Filter this material down to the lines that hold "text", copying each one.

Collected data
--- Begin ---
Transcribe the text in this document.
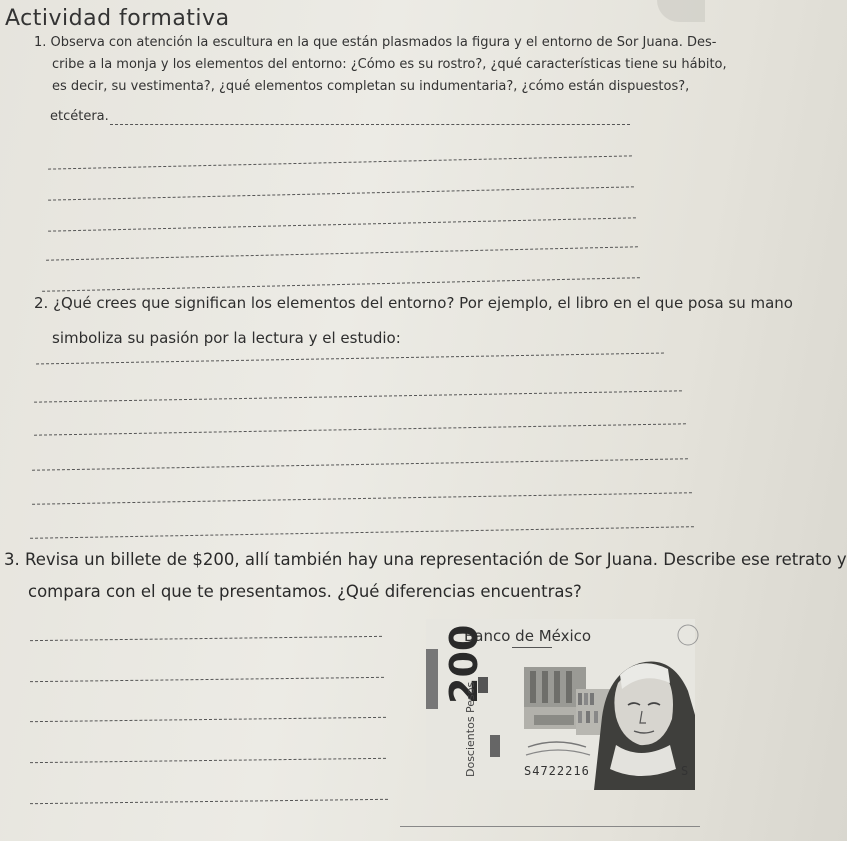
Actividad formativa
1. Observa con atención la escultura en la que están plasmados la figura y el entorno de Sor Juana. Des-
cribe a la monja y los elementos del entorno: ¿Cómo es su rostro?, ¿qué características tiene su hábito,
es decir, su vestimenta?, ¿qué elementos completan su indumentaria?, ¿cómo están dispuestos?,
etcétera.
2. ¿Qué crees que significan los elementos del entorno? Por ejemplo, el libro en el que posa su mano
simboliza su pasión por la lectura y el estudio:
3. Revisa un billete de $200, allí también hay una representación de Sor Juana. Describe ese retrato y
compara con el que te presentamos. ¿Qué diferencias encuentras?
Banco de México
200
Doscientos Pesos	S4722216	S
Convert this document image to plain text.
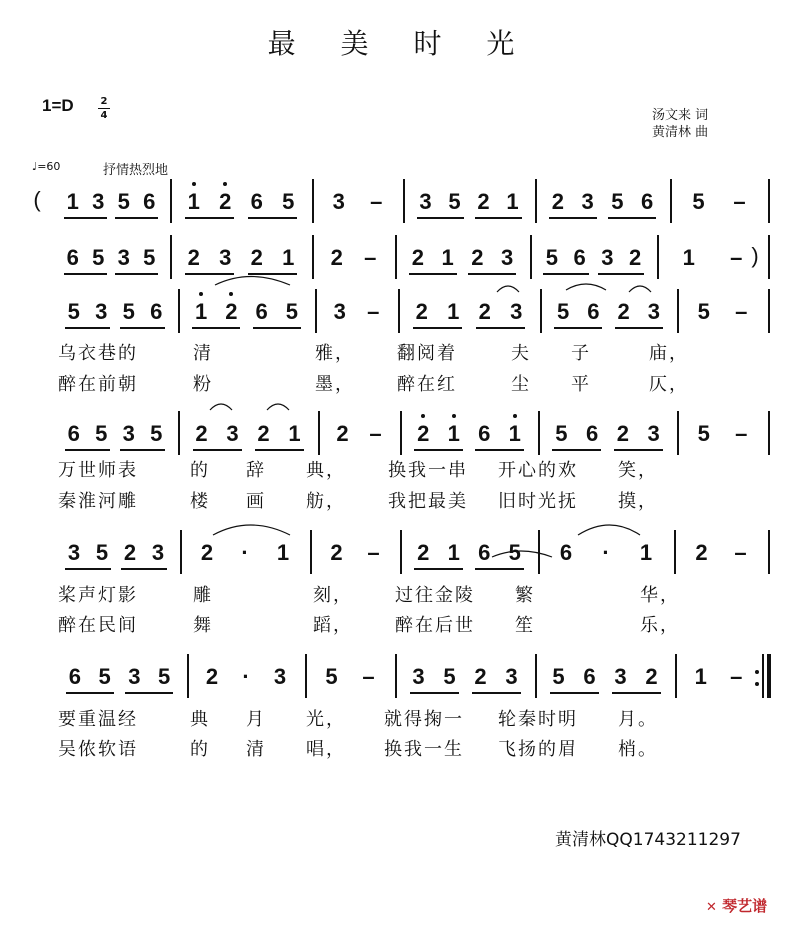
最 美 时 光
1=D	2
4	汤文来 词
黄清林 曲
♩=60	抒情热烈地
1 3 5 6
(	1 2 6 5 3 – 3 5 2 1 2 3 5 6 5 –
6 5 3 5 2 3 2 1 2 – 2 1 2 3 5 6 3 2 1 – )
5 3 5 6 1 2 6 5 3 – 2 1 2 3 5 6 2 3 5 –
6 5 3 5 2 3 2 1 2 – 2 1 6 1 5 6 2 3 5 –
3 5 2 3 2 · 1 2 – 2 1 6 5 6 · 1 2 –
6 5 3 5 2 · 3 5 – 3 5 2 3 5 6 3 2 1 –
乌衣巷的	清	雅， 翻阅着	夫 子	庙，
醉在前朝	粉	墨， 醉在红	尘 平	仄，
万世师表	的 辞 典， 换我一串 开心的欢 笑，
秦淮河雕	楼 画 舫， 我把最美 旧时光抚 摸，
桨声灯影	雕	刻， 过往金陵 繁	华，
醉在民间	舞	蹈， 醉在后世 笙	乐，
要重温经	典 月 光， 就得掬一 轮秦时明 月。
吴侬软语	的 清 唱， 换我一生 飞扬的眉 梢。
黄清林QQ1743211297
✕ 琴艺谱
--- End ---
# Solution to the problem
Transcribe the text in this document.
Convert this document image to plain text.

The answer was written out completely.